# Document excerpt

◇ ◇ ◇ ◇ ◇

A news report was published last week about a trio of individuals who reported a negative result from a Covid-19 antibody test. This news caused a stir as people are starting to question the effectiveness of the vaccine.
The individuals took the antibody test amid reports of people claiming to have been vaccinated with ‘empty’ syringes.
To their surprise, the result of the test was negative, prompting them to seek clarification from the health and science, technology and innovation ministries.
Another individual has already sent a letter to the district health office and health director-general Dr Noor Hisham Abdullah through her lawyer.
In response to these events, Vaccine Minister Khairy Jamaluddin said that the government does not recommend taking the Covid-19 antibody test to gauge the effect of vaccination. The recommendation was made because there is still no clinical guideline on the matter based on the guidelines issued by the United States’ Food and Drug Administration (FDA) and Centers for Disease Control and Prevention (CDC).
So, the question remains unanswered. What is the purpose of regulatory agencies such as the FDA, European Medicines Agency (EMA), and our own National Public Health Laboratory (MKAK) approving these Covid-19 antibody test kits?
An article on the CDC website dated July 15, 2021 stated that an antibody test was approved to look for the previous infection, and not as a measure of immunity towards Covid-19.
The article argued that a negative test indicates that you may not have Covid-19 antibodies. This result could be interpreted as an absence of previous infection.
Most importantly, antibody testing is not recommended to determine if you are immune to Covid-19 following vaccination.
Since the antibody test could not be used to measure immunity to Covid-19, do we have a biomarker or correlate of protection that could be used to measure immunity against Covid-19?
Eminent virologist Dr Florian Krammer said in a commentary in Nature Medicine that there is an urgent need to find a biomarker as a correlate of protection for Covid-19.
Vaccine-induced immune responses are often multi-faceted, but single components such as antibody responses may correlate with the level of protection.
In fact, the antibody response is the most commonly accepted correlate of protection, because they are often much easier to measure than cellular response.

◇ ◇ ◇ ◇ ◇

# Assignment 1
In the article on Covid-19 antibody testing, who said the government does not recommend taking the antibody test to gauge the effect of vaccination?
# Assignment 2
Extend the article on Covid-19 antibody testing by writing what comes after its last sentence.
The rows that come next are not needed for anything here.

◇ ◇ ◇ ◇ ◇

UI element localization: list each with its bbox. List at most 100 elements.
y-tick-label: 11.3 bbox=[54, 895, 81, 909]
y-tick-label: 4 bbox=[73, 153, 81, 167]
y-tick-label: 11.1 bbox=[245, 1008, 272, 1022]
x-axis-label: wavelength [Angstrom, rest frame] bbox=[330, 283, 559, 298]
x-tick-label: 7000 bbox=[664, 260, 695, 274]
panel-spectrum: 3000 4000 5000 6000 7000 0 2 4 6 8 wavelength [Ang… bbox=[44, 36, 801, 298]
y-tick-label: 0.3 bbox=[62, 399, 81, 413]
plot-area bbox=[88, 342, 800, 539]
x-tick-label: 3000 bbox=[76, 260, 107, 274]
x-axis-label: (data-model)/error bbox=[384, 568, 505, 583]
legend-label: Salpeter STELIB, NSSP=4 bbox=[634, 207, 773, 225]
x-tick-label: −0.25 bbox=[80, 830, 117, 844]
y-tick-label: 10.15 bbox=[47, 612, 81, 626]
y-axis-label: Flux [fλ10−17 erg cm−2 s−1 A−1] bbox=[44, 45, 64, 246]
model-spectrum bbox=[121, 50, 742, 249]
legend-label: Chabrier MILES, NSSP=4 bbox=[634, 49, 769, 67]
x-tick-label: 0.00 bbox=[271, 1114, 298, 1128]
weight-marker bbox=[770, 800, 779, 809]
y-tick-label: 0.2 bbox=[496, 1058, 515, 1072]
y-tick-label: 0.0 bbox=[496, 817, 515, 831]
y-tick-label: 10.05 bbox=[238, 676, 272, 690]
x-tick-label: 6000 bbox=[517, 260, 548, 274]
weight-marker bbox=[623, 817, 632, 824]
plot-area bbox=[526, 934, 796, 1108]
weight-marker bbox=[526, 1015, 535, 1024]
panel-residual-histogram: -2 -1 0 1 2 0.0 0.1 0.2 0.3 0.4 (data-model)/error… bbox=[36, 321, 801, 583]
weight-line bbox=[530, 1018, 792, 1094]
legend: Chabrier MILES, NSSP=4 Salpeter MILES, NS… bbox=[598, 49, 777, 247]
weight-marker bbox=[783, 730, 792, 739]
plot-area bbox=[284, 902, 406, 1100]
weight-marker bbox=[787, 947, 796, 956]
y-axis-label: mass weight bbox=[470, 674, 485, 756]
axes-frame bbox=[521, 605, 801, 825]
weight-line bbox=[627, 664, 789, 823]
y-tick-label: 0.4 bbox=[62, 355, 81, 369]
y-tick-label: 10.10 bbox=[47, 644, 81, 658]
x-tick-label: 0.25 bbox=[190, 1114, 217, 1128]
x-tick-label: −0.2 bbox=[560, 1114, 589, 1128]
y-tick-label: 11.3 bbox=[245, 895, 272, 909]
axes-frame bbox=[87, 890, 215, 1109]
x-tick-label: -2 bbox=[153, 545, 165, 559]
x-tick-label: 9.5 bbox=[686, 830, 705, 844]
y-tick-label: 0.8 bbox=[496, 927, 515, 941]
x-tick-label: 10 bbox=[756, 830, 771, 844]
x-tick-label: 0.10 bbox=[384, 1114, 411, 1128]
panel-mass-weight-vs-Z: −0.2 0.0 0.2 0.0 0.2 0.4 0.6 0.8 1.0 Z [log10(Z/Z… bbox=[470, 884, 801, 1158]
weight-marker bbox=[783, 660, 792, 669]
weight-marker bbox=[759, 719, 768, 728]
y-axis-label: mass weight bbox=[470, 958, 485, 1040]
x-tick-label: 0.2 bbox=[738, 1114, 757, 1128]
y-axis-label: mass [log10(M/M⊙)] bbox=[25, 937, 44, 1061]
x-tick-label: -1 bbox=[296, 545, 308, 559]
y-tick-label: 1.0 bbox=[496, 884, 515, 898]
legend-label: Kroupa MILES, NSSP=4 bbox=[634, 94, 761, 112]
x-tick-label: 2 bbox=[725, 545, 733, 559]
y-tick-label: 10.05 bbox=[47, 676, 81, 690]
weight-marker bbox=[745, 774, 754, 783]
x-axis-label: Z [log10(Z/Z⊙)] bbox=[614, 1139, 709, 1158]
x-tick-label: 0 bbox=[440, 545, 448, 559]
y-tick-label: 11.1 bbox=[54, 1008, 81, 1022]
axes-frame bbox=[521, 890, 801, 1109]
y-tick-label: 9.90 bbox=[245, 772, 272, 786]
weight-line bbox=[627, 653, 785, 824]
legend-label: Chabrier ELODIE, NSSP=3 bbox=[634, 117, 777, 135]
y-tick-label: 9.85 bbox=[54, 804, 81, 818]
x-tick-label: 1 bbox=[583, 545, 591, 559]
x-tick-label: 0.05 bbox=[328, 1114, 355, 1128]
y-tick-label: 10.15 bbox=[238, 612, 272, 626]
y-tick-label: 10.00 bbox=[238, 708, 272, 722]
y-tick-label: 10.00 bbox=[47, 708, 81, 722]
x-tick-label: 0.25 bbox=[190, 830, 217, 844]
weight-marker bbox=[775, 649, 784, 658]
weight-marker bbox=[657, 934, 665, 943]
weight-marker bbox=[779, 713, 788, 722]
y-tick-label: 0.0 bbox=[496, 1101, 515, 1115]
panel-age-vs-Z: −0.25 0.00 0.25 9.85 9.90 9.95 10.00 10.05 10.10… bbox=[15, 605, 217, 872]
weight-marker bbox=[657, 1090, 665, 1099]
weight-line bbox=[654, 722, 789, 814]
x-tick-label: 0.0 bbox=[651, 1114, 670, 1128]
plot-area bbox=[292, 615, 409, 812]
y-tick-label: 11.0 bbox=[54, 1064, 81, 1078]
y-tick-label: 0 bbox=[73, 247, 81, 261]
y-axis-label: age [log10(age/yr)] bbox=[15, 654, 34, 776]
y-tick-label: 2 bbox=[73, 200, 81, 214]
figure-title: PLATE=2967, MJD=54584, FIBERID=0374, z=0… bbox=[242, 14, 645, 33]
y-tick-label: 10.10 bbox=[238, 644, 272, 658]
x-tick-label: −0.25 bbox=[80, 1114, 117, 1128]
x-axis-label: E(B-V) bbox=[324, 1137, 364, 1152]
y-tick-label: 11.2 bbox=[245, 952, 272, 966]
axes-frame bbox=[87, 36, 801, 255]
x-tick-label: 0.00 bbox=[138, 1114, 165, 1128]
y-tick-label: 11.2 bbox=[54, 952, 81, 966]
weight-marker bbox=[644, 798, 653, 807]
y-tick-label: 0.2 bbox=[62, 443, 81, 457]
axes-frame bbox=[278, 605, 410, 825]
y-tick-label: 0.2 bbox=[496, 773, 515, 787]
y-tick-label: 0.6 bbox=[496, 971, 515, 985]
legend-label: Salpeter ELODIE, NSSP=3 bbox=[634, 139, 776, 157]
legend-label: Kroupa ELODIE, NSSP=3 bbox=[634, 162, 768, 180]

◇ ◇ ◇ ◇ ◇

# Answer box 1
Vaccine Minister Khairy Jamaluddin

# Answer box 2
In the case of Covid-19, he argued that neutralising antibodies may be used as a correlate of protection. The neutralising antibody is defined as an antibody that is responsible for defending cells from pathogens, which are organisms that cause disease.
Neutralising antibodies differ from other antibodies, since normal antibodies bind specifically to the pathogen, but do not interfere with their activity, while neutralising antibodies can neutralise the virus.
At least two scientific studies have shown that neutralisation antibodies against SARS-CoV-2 correlates with vaccine efficacy. Despite the promise of using neutralising antibodies for protection, more work needs to be performed before this test can be brought to the clinic.
This is because this test commonly requires live viruses to be used, and the methods used in the studies differ from each other.
Finding a robust correlate of protection against Covid-19 or a measure of immunity should be the number one priority for vaccine producers, academic researchers and regulatory agencies.
Despite the lack of a robust correlate of protection, all vaccines administered in Malaysia are effective against hospitalisation and severe disease. Let us continue to practice the 3Ws and avoid the 3Cs after receiving complete doses of the vaccine. Public health measures and vaccination will help us to win this war against the pandemic.
Ahmad Mahfuz Gazali is a senior lecturer at the Faculty of Industrial Sciences and Technology, Universiti Malaysia Pahang.